Task inputs ::
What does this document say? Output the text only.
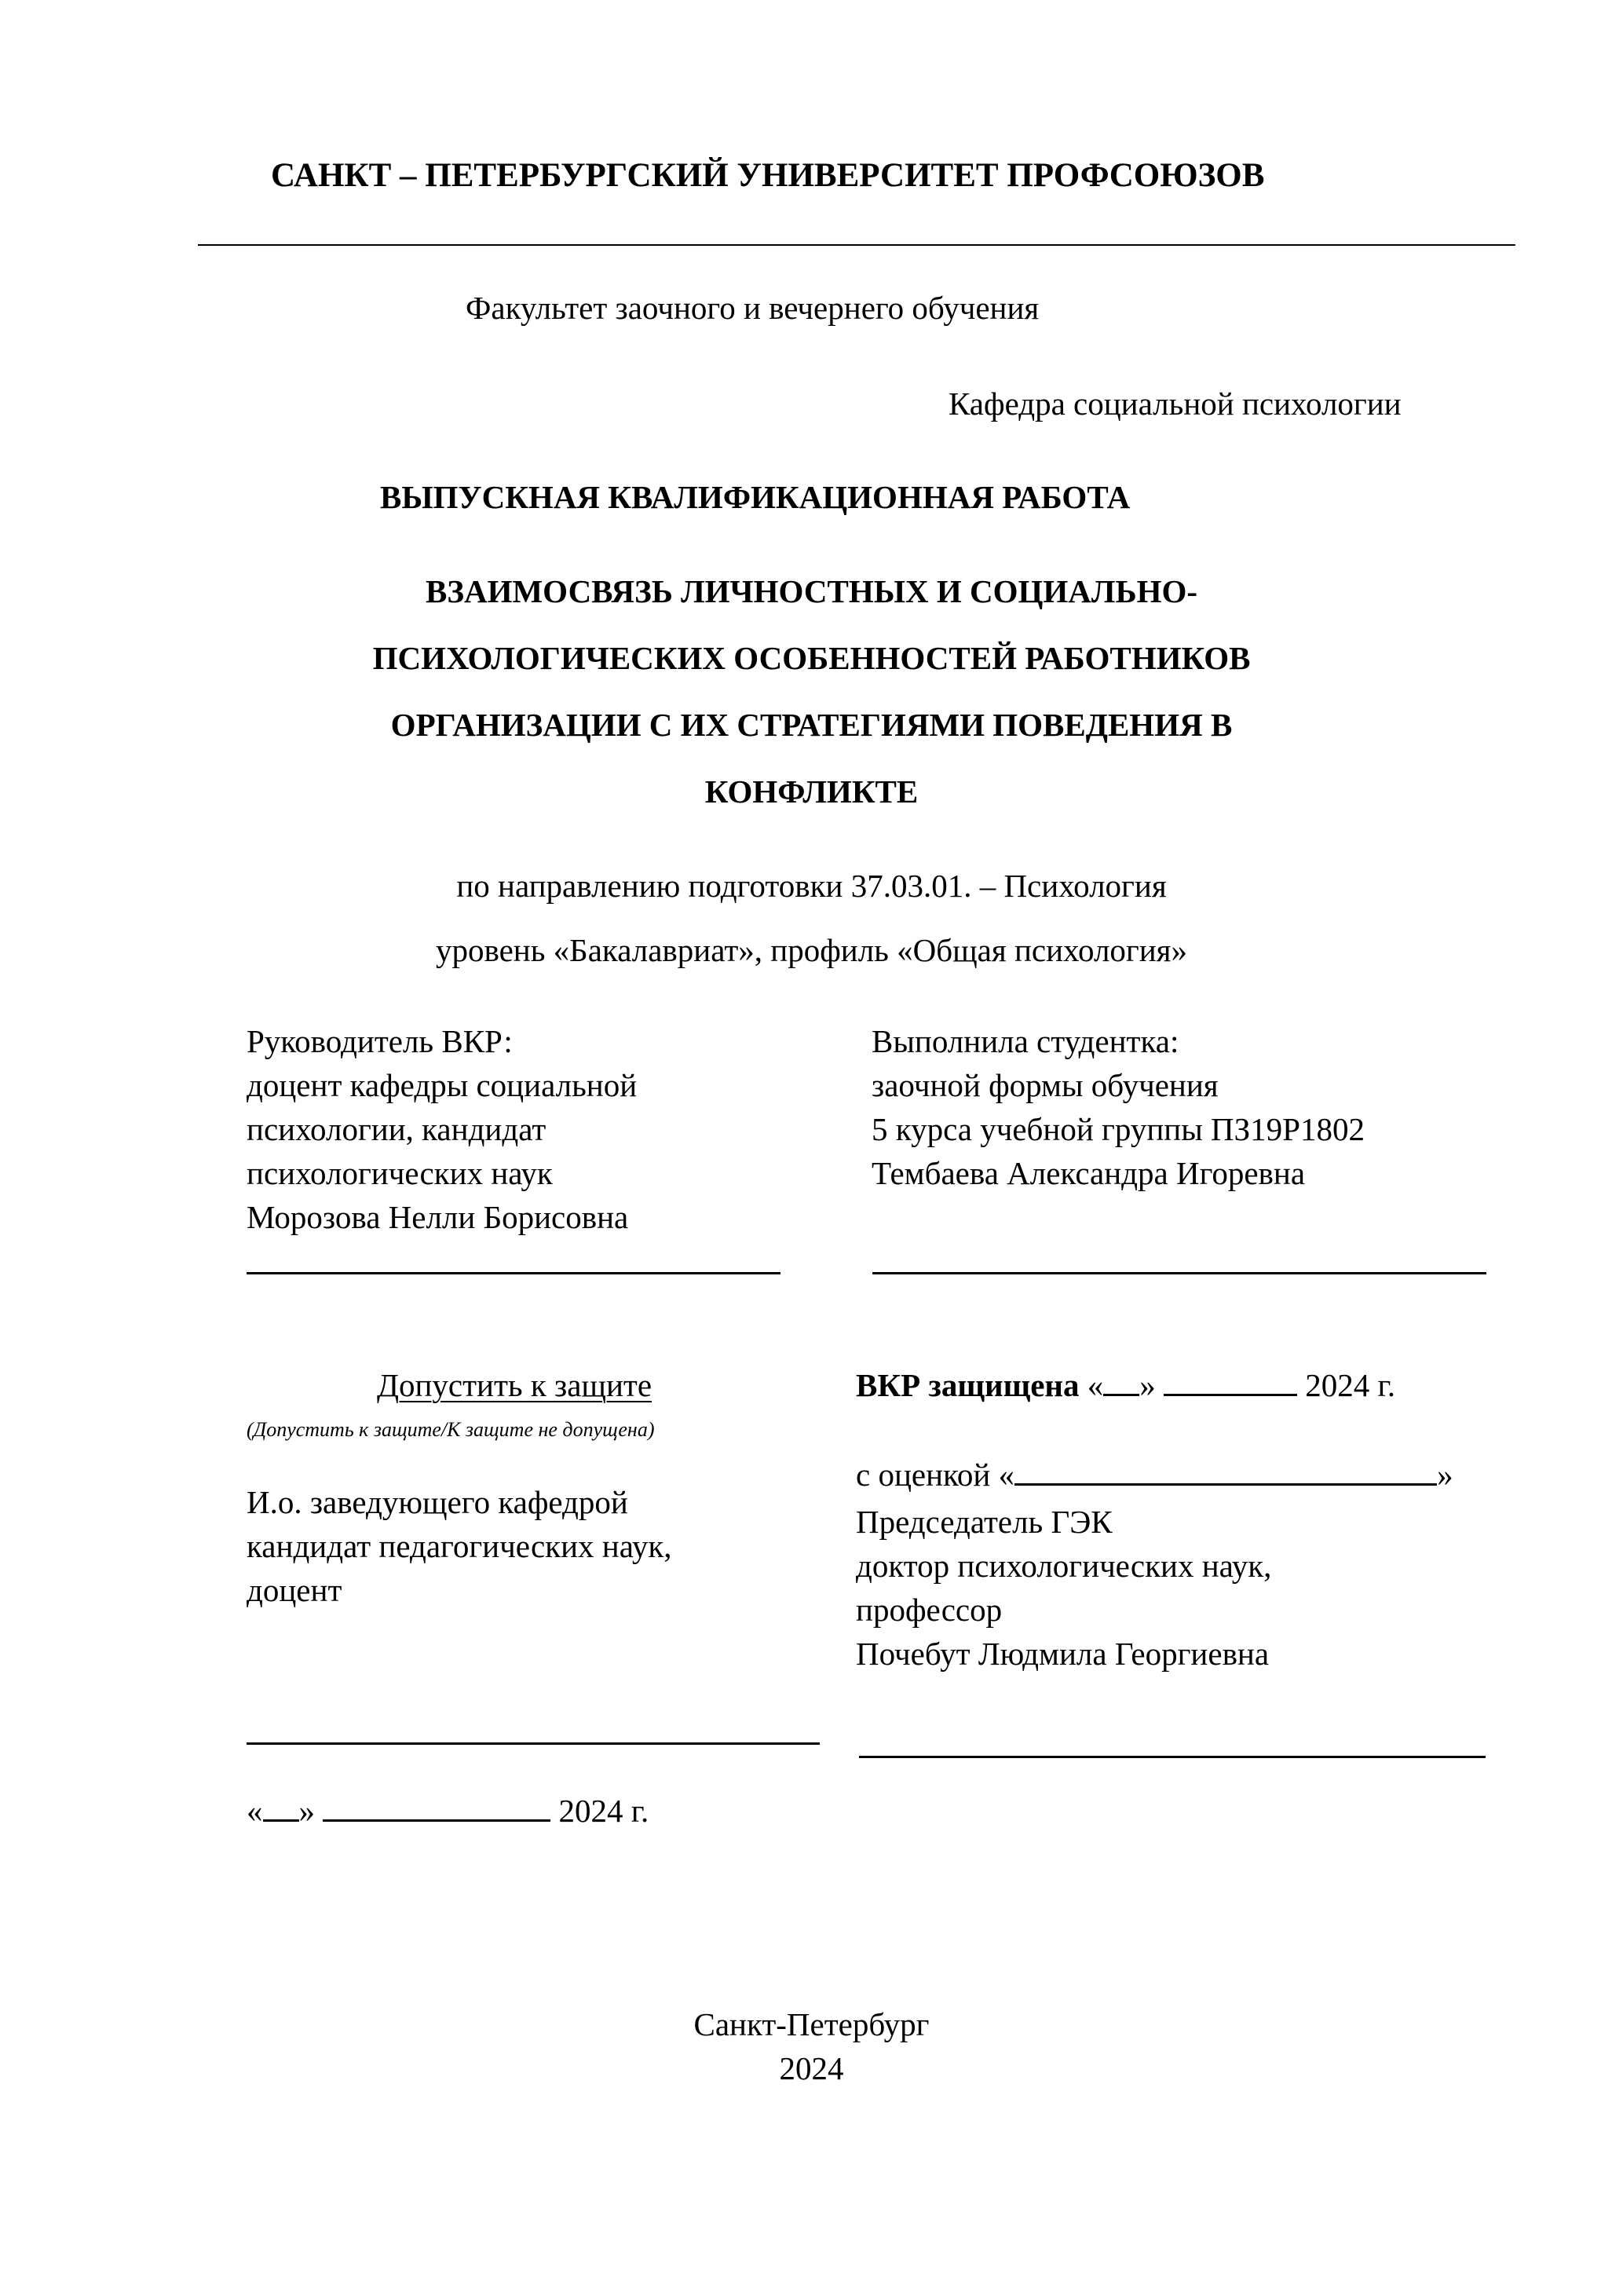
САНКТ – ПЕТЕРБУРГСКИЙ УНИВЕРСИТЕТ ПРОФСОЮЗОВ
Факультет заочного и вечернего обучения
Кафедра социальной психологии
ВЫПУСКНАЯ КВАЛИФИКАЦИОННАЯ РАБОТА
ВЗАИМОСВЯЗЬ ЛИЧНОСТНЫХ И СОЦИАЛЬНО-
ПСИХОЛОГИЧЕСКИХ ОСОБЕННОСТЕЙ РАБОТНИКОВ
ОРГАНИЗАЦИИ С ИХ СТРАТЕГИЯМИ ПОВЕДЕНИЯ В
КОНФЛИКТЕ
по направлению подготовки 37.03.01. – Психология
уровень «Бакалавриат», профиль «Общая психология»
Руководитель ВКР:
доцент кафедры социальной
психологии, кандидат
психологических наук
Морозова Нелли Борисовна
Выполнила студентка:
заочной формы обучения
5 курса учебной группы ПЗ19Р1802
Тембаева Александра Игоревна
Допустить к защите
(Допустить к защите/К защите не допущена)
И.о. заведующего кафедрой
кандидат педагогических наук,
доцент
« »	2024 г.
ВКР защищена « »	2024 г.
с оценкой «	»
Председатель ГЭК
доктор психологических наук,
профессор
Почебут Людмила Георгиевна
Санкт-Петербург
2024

---

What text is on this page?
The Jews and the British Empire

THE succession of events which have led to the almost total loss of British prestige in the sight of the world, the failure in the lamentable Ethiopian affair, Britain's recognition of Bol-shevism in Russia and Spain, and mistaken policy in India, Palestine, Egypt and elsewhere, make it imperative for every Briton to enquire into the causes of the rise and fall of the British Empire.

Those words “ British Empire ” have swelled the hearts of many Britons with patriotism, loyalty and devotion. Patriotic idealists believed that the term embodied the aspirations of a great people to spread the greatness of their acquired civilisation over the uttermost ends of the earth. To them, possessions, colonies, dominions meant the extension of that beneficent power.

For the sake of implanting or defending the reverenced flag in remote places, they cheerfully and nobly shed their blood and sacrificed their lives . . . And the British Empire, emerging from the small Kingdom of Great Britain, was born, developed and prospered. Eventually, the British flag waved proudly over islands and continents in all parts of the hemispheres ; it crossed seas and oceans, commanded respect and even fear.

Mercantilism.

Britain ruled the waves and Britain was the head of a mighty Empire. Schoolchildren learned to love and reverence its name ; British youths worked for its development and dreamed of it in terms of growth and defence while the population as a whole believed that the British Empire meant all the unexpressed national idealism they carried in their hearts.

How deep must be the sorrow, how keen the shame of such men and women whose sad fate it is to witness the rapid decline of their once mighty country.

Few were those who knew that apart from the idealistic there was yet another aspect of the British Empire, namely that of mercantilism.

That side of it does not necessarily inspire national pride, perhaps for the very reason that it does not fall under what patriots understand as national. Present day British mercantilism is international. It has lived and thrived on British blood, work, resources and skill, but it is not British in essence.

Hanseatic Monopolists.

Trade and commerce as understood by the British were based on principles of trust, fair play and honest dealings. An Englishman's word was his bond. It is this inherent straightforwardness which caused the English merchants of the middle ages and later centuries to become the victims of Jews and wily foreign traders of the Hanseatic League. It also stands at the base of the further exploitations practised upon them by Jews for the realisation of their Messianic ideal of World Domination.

...

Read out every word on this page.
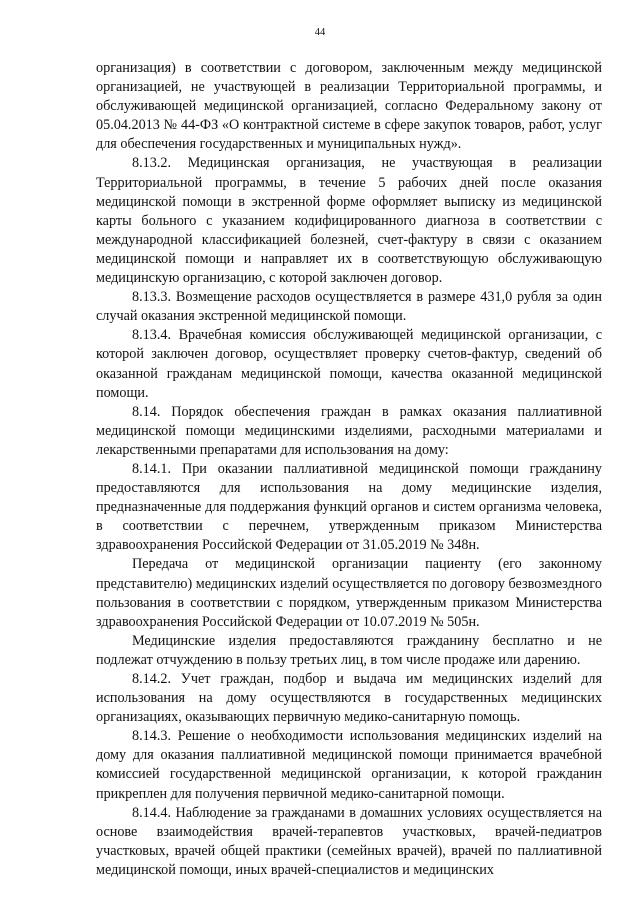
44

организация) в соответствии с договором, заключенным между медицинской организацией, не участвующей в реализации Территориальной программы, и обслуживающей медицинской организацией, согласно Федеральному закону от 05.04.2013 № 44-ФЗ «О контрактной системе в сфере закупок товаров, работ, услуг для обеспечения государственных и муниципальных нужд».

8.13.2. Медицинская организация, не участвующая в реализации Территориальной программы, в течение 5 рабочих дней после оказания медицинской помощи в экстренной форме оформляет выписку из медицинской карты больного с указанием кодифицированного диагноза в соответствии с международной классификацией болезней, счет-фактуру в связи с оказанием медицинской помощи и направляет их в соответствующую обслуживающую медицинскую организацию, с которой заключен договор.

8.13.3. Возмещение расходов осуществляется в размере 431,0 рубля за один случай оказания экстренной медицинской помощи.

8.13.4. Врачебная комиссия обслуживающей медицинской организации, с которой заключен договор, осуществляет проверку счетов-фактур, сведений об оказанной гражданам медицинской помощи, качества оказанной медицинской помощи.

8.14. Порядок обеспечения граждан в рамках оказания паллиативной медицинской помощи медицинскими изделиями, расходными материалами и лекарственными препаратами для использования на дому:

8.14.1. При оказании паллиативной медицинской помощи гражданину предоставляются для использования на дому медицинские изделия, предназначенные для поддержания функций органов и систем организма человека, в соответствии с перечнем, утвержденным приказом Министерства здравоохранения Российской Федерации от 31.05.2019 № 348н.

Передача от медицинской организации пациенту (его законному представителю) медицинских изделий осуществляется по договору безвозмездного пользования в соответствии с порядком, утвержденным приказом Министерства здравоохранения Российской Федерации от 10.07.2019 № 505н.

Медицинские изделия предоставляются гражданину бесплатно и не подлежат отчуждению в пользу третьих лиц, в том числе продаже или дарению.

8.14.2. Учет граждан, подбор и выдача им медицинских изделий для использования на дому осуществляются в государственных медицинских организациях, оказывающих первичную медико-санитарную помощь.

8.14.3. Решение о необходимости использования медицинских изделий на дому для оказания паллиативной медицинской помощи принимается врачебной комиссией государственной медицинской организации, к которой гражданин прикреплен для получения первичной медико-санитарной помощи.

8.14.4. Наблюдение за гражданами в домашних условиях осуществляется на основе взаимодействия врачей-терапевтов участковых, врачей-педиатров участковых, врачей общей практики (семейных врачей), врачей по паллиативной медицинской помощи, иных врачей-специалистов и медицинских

Goal :: Read the lines above. Gather those in which the string "обучения" is found.

Written answer ::
Факультет заочного и вечернего обучения
заочной формы обучения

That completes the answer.